What you have to do: Write out all of the lines below, exactly and completely.
====================
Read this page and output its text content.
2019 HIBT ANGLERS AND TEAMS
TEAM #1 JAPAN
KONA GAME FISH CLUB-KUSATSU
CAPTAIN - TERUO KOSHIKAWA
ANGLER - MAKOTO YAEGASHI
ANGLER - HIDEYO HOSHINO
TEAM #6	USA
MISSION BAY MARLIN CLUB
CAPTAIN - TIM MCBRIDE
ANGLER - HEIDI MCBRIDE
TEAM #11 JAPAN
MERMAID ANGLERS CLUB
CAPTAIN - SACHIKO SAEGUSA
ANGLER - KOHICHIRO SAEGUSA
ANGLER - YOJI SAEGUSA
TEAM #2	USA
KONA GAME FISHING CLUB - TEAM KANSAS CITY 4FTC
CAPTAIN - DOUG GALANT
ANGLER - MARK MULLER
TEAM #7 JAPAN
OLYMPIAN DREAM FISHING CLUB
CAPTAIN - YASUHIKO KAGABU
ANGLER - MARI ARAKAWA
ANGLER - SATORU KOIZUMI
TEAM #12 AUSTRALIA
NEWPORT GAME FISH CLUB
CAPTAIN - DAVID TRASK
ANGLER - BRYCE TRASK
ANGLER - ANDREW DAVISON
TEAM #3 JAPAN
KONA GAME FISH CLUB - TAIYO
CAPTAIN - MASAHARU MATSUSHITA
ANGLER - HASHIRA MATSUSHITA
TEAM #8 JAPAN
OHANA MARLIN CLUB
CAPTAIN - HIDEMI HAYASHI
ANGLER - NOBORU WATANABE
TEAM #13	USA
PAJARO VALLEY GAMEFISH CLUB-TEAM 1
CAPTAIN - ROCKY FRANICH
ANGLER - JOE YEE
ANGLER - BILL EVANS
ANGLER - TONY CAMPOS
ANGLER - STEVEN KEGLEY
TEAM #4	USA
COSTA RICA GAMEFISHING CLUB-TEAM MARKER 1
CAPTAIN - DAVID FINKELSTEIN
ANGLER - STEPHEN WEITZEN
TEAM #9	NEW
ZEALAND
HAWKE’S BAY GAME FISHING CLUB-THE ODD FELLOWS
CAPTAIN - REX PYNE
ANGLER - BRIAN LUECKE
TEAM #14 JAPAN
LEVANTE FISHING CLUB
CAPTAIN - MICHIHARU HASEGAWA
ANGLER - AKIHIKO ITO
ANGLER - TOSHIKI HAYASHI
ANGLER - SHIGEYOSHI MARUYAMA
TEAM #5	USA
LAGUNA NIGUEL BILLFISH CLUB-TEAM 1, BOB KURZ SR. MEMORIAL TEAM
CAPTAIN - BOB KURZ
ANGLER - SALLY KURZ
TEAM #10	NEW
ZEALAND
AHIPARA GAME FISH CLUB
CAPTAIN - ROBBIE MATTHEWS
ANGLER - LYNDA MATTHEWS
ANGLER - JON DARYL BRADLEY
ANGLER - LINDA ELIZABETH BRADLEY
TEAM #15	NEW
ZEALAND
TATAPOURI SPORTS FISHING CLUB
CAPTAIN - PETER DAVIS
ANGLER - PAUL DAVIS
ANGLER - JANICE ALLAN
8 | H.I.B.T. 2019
====================
Task solution:
Read this page and output its text content.
2019 HIBT ANGLERS AND TEAMS
TEAM #1 JAPAN
KONA GAME FISH CLUB-KUSATSU
CAPTAIN - TERUO KOSHIKAWA
ANGLER - MAKOTO YAEGASHI
ANGLER - HIDEYO HOSHINO
TEAM #6	USA
MISSION BAY MARLIN CLUB
CAPTAIN - TIM MCBRIDE
ANGLER - HEIDI MCBRIDE
TEAM #11 JAPAN
MERMAID ANGLERS CLUB
CAPTAIN - SACHIKO SAEGUSA
ANGLER - KOHICHIRO SAEGUSA
ANGLER - YOJI SAEGUSA
TEAM #2	USA
KONA GAME FISHING CLUB - TEAM KANSAS CITY 4FTC
CAPTAIN - DOUG GALANT
ANGLER - MARK MULLER
TEAM #7 JAPAN
OLYMPIAN DREAM FISHING CLUB
CAPTAIN - YASUHIKO KAGABU
ANGLER - MARI ARAKAWA
ANGLER - SATORU KOIZUMI
TEAM #12 AUSTRALIA
NEWPORT GAME FISH CLUB
CAPTAIN - DAVID TRASK
ANGLER - BRYCE TRASK
ANGLER - ANDREW DAVISON
TEAM #3 JAPAN
KONA GAME FISH CLUB - TAIYO
CAPTAIN - MASAHARU MATSUSHITA
ANGLER - HASHIRA MATSUSHITA
TEAM #8 JAPAN
OHANA MARLIN CLUB
CAPTAIN - HIDEMI HAYASHI
ANGLER - NOBORU WATANABE
TEAM #13	USA
PAJARO VALLEY GAMEFISH CLUB-TEAM 1
CAPTAIN - ROCKY FRANICH
ANGLER - JOE YEE
ANGLER - BILL EVANS
ANGLER - TONY CAMPOS
ANGLER - STEVEN KEGLEY
TEAM #4	USA
COSTA RICA GAMEFISHING CLUB-TEAM MARKER 1
CAPTAIN - DAVID FINKELSTEIN
ANGLER - STEPHEN WEITZEN
TEAM #9	NEW
ZEALAND
HAWKE’S BAY GAME FISHING CLUB-THE ODD FELLOWS
CAPTAIN - REX PYNE
ANGLER - BRIAN LUECKE
TEAM #14 JAPAN
LEVANTE FISHING CLUB
CAPTAIN - MICHIHARU HASEGAWA
ANGLER - AKIHIKO ITO
ANGLER - TOSHIKI HAYASHI
ANGLER - SHIGEYOSHI MARUYAMA
TEAM #5	USA
LAGUNA NIGUEL BILLFISH CLUB-TEAM 1, BOB KURZ SR. MEMORIAL TEAM
CAPTAIN - BOB KURZ
ANGLER - SALLY KURZ
TEAM #10	NEW
ZEALAND
AHIPARA GAME FISH CLUB
CAPTAIN - ROBBIE MATTHEWS
ANGLER - LYNDA MATTHEWS
ANGLER - JON DARYL BRADLEY
ANGLER - LINDA ELIZABETH BRADLEY
TEAM #15	NEW
ZEALAND
TATAPOURI SPORTS FISHING CLUB
CAPTAIN - PETER DAVIS
ANGLER - PAUL DAVIS
ANGLER - JANICE ALLAN
8 | H.I.B.T. 2019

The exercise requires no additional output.